### The exercise
Read the records and write them out again exactly.

### Input records
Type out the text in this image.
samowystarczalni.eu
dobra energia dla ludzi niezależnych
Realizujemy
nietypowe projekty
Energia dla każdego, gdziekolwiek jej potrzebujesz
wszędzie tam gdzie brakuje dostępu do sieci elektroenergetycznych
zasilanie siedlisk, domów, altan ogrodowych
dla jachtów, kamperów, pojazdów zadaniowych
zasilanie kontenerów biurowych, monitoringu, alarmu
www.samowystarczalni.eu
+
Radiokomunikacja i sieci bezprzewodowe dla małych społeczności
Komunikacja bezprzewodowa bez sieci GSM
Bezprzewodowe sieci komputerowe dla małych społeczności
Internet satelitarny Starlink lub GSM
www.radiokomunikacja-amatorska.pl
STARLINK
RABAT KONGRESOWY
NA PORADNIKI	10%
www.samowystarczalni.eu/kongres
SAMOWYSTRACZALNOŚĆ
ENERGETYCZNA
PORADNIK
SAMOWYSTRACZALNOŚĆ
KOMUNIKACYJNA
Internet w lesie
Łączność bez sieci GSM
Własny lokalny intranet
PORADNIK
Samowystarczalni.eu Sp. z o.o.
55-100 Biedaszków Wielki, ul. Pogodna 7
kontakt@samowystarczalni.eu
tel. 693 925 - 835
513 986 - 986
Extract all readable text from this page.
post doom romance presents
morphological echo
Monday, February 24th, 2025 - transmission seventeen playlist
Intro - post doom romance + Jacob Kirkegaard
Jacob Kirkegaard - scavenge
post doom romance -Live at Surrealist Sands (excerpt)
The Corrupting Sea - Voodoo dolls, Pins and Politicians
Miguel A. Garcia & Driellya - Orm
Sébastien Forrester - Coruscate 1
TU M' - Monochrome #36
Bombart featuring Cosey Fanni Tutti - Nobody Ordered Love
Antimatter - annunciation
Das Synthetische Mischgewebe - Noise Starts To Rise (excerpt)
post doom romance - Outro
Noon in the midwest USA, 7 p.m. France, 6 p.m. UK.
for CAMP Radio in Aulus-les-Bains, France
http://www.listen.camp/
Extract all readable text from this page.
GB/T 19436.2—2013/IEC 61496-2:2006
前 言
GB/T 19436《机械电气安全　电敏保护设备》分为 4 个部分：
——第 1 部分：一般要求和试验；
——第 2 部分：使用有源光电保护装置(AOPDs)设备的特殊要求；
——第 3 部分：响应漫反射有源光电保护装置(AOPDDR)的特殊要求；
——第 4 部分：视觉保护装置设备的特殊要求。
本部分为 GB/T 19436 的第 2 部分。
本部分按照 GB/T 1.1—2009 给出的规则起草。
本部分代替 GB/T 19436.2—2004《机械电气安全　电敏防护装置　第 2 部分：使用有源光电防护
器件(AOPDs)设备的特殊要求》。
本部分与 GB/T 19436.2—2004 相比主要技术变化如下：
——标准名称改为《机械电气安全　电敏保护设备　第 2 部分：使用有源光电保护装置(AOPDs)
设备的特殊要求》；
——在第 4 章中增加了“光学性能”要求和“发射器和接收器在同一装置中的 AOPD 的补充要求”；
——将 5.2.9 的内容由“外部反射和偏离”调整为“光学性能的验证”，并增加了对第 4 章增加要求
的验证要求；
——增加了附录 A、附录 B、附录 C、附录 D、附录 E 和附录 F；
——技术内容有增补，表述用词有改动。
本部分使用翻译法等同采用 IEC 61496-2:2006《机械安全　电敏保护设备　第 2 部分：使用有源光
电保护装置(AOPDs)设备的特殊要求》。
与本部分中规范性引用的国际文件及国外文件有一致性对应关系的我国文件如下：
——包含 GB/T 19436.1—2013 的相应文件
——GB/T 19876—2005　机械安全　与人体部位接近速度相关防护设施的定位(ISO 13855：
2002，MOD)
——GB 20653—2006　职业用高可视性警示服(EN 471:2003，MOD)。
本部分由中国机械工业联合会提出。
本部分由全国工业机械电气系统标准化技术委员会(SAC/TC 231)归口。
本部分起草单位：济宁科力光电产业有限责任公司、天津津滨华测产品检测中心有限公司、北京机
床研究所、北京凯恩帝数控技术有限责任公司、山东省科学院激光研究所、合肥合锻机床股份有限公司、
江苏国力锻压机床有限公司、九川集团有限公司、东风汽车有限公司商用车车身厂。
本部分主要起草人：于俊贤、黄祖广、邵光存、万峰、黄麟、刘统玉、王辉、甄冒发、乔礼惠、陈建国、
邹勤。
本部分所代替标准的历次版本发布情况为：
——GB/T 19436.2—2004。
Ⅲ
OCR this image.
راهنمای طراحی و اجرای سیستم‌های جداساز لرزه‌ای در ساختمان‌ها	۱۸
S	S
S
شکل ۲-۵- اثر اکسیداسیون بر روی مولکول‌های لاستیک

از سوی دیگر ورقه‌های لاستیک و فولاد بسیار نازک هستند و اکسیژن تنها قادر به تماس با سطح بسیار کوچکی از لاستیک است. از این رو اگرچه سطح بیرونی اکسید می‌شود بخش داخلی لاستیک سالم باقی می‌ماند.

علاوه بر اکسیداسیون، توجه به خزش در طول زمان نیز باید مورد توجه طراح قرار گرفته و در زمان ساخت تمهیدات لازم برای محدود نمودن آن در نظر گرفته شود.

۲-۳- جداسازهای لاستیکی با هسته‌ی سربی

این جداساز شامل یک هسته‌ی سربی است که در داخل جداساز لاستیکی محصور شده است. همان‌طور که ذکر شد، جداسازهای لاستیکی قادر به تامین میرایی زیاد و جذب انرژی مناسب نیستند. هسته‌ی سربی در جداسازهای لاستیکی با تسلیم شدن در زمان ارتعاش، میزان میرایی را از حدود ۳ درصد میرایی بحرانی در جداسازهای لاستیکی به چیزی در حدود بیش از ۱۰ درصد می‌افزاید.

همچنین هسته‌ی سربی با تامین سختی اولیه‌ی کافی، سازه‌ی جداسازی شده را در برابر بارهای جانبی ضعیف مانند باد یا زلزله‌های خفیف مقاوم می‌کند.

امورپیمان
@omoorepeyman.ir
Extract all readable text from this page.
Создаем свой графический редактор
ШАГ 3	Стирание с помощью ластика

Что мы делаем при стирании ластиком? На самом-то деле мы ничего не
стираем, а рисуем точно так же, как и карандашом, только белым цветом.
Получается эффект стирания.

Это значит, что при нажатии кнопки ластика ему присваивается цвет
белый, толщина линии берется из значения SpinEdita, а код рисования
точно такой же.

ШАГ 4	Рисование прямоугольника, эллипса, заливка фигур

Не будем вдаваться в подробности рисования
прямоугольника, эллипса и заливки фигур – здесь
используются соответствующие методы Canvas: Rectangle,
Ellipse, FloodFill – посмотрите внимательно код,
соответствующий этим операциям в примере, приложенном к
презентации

### Completed exercise
Type out the text in this image.
samowystarczalni.eu
dobra energia dla ludzi niezależnych
Realizujemy
nietypowe projekty
Energia dla każdego, gdziekolwiek jej potrzebujesz
wszędzie tam gdzie brakuje dostępu do sieci elektroenergetycznych
zasilanie siedlisk, domów, altan ogrodowych
dla jachtów, kamperów, pojazdów zadaniowych
zasilanie kontenerów biurowych, monitoringu, alarmu
www.samowystarczalni.eu
+
Radiokomunikacja i sieci bezprzewodowe dla małych społeczności
Komunikacja bezprzewodowa bez sieci GSM
Bezprzewodowe sieci komputerowe dla małych społeczności
Internet satelitarny Starlink lub GSM
www.radiokomunikacja-amatorska.pl
STARLINK
RABAT KONGRESOWY
NA PORADNIKI	10%
www.samowystarczalni.eu/kongres
SAMOWYSTRACZALNOŚĆ
ENERGETYCZNA
PORADNIK
SAMOWYSTRACZALNOŚĆ
KOMUNIKACYJNA
Internet w lesie
Łączność bez sieci GSM
Własny lokalny intranet
PORADNIK
Samowystarczalni.eu Sp. z o.o.
55-100 Biedaszków Wielki, ul. Pogodna 7
kontakt@samowystarczalni.eu
tel. 693 925 - 835
513 986 - 986
Extract all readable text from this page.
post doom romance presents
morphological echo
Monday, February 24th, 2025 - transmission seventeen playlist
Intro - post doom romance + Jacob Kirkegaard
Jacob Kirkegaard - scavenge
post doom romance -Live at Surrealist Sands (excerpt)
The Corrupting Sea - Voodoo dolls, Pins and Politicians
Miguel A. Garcia & Driellya - Orm
Sébastien Forrester - Coruscate 1
TU M' - Monochrome #36
Bombart featuring Cosey Fanni Tutti - Nobody Ordered Love
Antimatter - annunciation
Das Synthetische Mischgewebe - Noise Starts To Rise (excerpt)
post doom romance - Outro
Noon in the midwest USA, 7 p.m. France, 6 p.m. UK.
for CAMP Radio in Aulus-les-Bains, France
http://www.listen.camp/
Extract all readable text from this page.
GB/T 19436.2—2013/IEC 61496-2:2006
前 言
GB/T 19436《机械电气安全　电敏保护设备》分为 4 个部分：
——第 1 部分：一般要求和试验；
——第 2 部分：使用有源光电保护装置(AOPDs)设备的特殊要求；
——第 3 部分：响应漫反射有源光电保护装置(AOPDDR)的特殊要求；
——第 4 部分：视觉保护装置设备的特殊要求。
本部分为 GB/T 19436 的第 2 部分。
本部分按照 GB/T 1.1—2009 给出的规则起草。
本部分代替 GB/T 19436.2—2004《机械电气安全　电敏防护装置　第 2 部分：使用有源光电防护
器件(AOPDs)设备的特殊要求》。
本部分与 GB/T 19436.2—2004 相比主要技术变化如下：
——标准名称改为《机械电气安全　电敏保护设备　第 2 部分：使用有源光电保护装置(AOPDs)
设备的特殊要求》；
——在第 4 章中增加了“光学性能”要求和“发射器和接收器在同一装置中的 AOPD 的补充要求”；
——将 5.2.9 的内容由“外部反射和偏离”调整为“光学性能的验证”，并增加了对第 4 章增加要求
的验证要求；
——增加了附录 A、附录 B、附录 C、附录 D、附录 E 和附录 F；
——技术内容有增补，表述用词有改动。
本部分使用翻译法等同采用 IEC 61496-2:2006《机械安全　电敏保护设备　第 2 部分：使用有源光
电保护装置(AOPDs)设备的特殊要求》。
与本部分中规范性引用的国际文件及国外文件有一致性对应关系的我国文件如下：
——包含 GB/T 19436.1—2013 的相应文件
——GB/T 19876—2005　机械安全　与人体部位接近速度相关防护设施的定位(ISO 13855：
2002，MOD)
——GB 20653—2006　职业用高可视性警示服(EN 471:2003，MOD)。
本部分由中国机械工业联合会提出。
本部分由全国工业机械电气系统标准化技术委员会(SAC/TC 231)归口。
本部分起草单位：济宁科力光电产业有限责任公司、天津津滨华测产品检测中心有限公司、北京机
床研究所、北京凯恩帝数控技术有限责任公司、山东省科学院激光研究所、合肥合锻机床股份有限公司、
江苏国力锻压机床有限公司、九川集团有限公司、东风汽车有限公司商用车车身厂。
本部分主要起草人：于俊贤、黄祖广、邵光存、万峰、黄麟、刘统玉、王辉、甄冒发、乔礼惠、陈建国、
邹勤。
本部分所代替标准的历次版本发布情况为：
——GB/T 19436.2—2004。
Ⅲ
OCR this image.
راهنمای طراحی و اجرای سیستم‌های جداساز لرزه‌ای در ساختمان‌ها	۱۸
S	S
S
شکل ۲-۵- اثر اکسیداسیون بر روی مولکول‌های لاستیک

از سوی دیگر ورقه‌های لاستیک و فولاد بسیار نازک هستند و اکسیژن تنها قادر به تماس با سطح بسیار کوچکی از لاستیک است. از این رو اگرچه سطح بیرونی اکسید می‌شود بخش داخلی لاستیک سالم باقی می‌ماند.

علاوه بر اکسیداسیون، توجه به خزش در طول زمان نیز باید مورد توجه طراح قرار گرفته و در زمان ساخت تمهیدات لازم برای محدود نمودن آن در نظر گرفته شود.

۲-۳- جداسازهای لاستیکی با هسته‌ی سربی

این جداساز شامل یک هسته‌ی سربی است که در داخل جداساز لاستیکی محصور شده است. همان‌طور که ذکر شد، جداسازهای لاستیکی قادر به تامین میرایی زیاد و جذب انرژی مناسب نیستند. هسته‌ی سربی در جداسازهای لاستیکی با تسلیم شدن در زمان ارتعاش، میزان میرایی را از حدود ۳ درصد میرایی بحرانی در جداسازهای لاستیکی به چیزی در حدود بیش از ۱۰ درصد می‌افزاید.

همچنین هسته‌ی سربی با تامین سختی اولیه‌ی کافی، سازه‌ی جداسازی شده را در برابر بارهای جانبی ضعیف مانند باد یا زلزله‌های خفیف مقاوم می‌کند.

امورپیمان
@omoorepeyman.ir
Extract all readable text from this page.
Создаем свой графический редактор
ШАГ 3	Стирание с помощью ластика

Что мы делаем при стирании ластиком? На самом-то деле мы ничего не
стираем, а рисуем точно так же, как и карандашом, только белым цветом.
Получается эффект стирания.

Это значит, что при нажатии кнопки ластика ему присваивается цвет
белый, толщина линии берется из значения SpinEdita, а код рисования
точно такой же.

ШАГ 4	Рисование прямоугольника, эллипса, заливка фигур

Не будем вдаваться в подробности рисования
прямоугольника, эллипса и заливки фигур – здесь
используются соответствующие методы Canvas: Rectangle,
Ellipse, FloodFill – посмотрите внимательно код,
соответствующий этим операциям в примере, приложенном к
презентации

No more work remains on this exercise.